**Given task**.
Write out each line of the listing as it stands, without the images.

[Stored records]
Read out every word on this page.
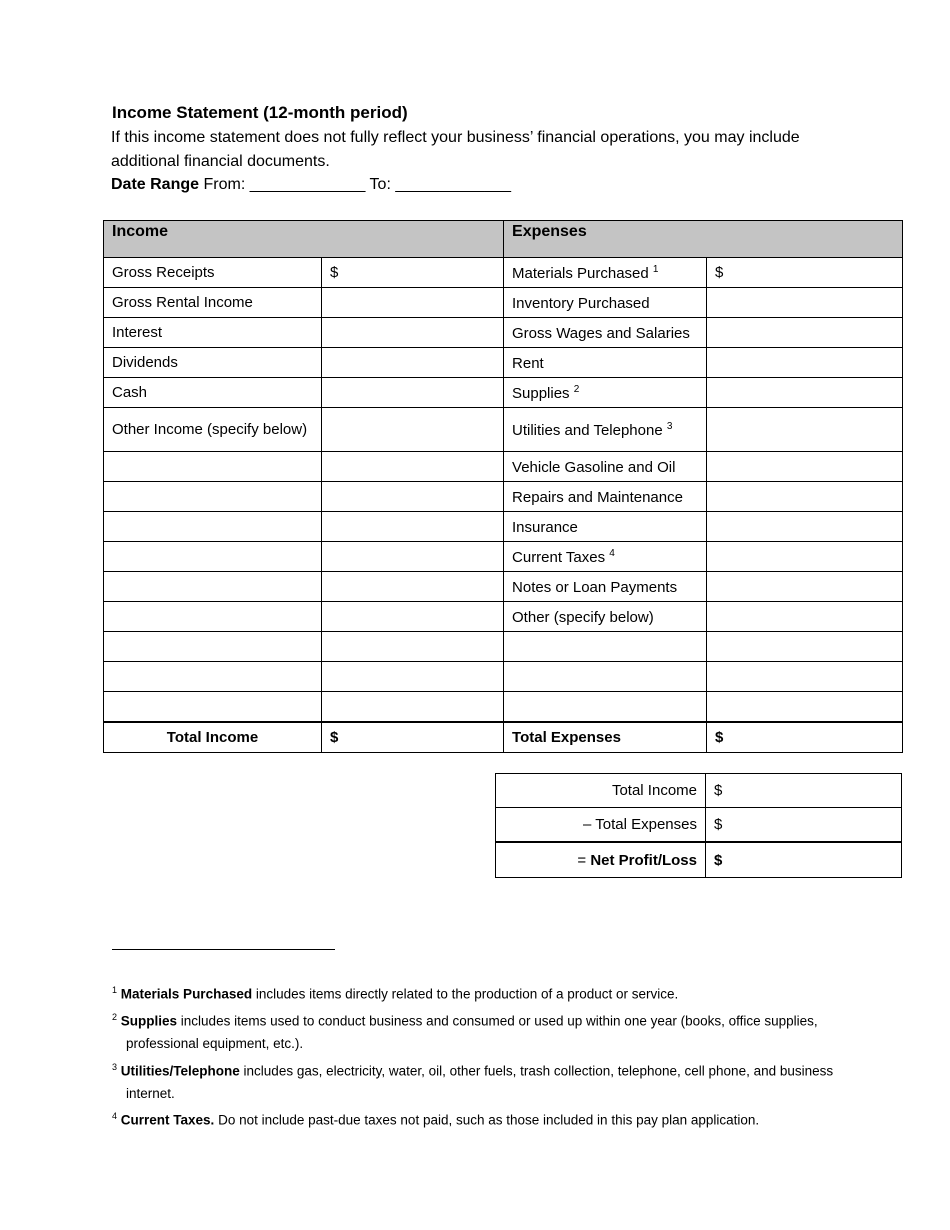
Income Statement (12-month period)
If this income statement does not fully reflect your business’ financial operations, you may include additional financial documents.
Date Range From: _____________ To: _____________
Income		Expenses	
Gross Receipts	$	Materials Purchased $^1$	$
Gross Rental Income		Inventory Purchased	
Interest		Gross Wages and Salaries	
Dividends		Rent	
Cash		Supplies $^2$	
Other Income (specify below)		Utilities and Telephone $^3$	
		Vehicle Gasoline and Oil	
		Repairs and Maintenance	
		Insurance	
		Current Taxes $^4$	
		Notes or Loan Payments	
		Other (specify below)	

Total Income	$	Total Expenses	$
Total Income	$
– Total Expenses	$
= Net Profit/Loss	$
$^1$ Materials Purchased includes items directly related to the production of a product or service.
$^2$ Supplies includes items used to conduct business and consumed or used up within one year (books, office supplies, professional equipment, etc.).
$^3$ Utilities/Telephone includes gas, electricity, water, oil, other fuels, trash collection, telephone, cell phone, and business internet.
$^4$ Current Taxes. Do not include past-due taxes not paid, such as those included in this pay plan application.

**Task answer**.
Read out every word on this page.
Income Statement (12-month period)
If this income statement does not fully reflect your business’ financial operations, you may include additional financial documents.
Date Range From: _____________ To: _____________
Income		Expenses	
Gross Receipts	$	Materials Purchased $^1$	$
Gross Rental Income		Inventory Purchased	
Interest		Gross Wages and Salaries	
Dividends		Rent	
Cash		Supplies $^2$	
Other Income (specify below)		Utilities and Telephone $^3$	
		Vehicle Gasoline and Oil	
		Repairs and Maintenance	
		Insurance	
		Current Taxes $^4$	
		Notes or Loan Payments	
		Other (specify below)	

Total Income	$	Total Expenses	$
Total Income	$
– Total Expenses	$
= Net Profit/Loss	$
$^1$ Materials Purchased includes items directly related to the production of a product or service.
$^2$ Supplies includes items used to conduct business and consumed or used up within one year (books, office supplies, professional equipment, etc.).
$^3$ Utilities/Telephone includes gas, electricity, water, oil, other fuels, trash collection, telephone, cell phone, and business internet.
$^4$ Current Taxes. Do not include past-due taxes not paid, such as those included in this pay plan application.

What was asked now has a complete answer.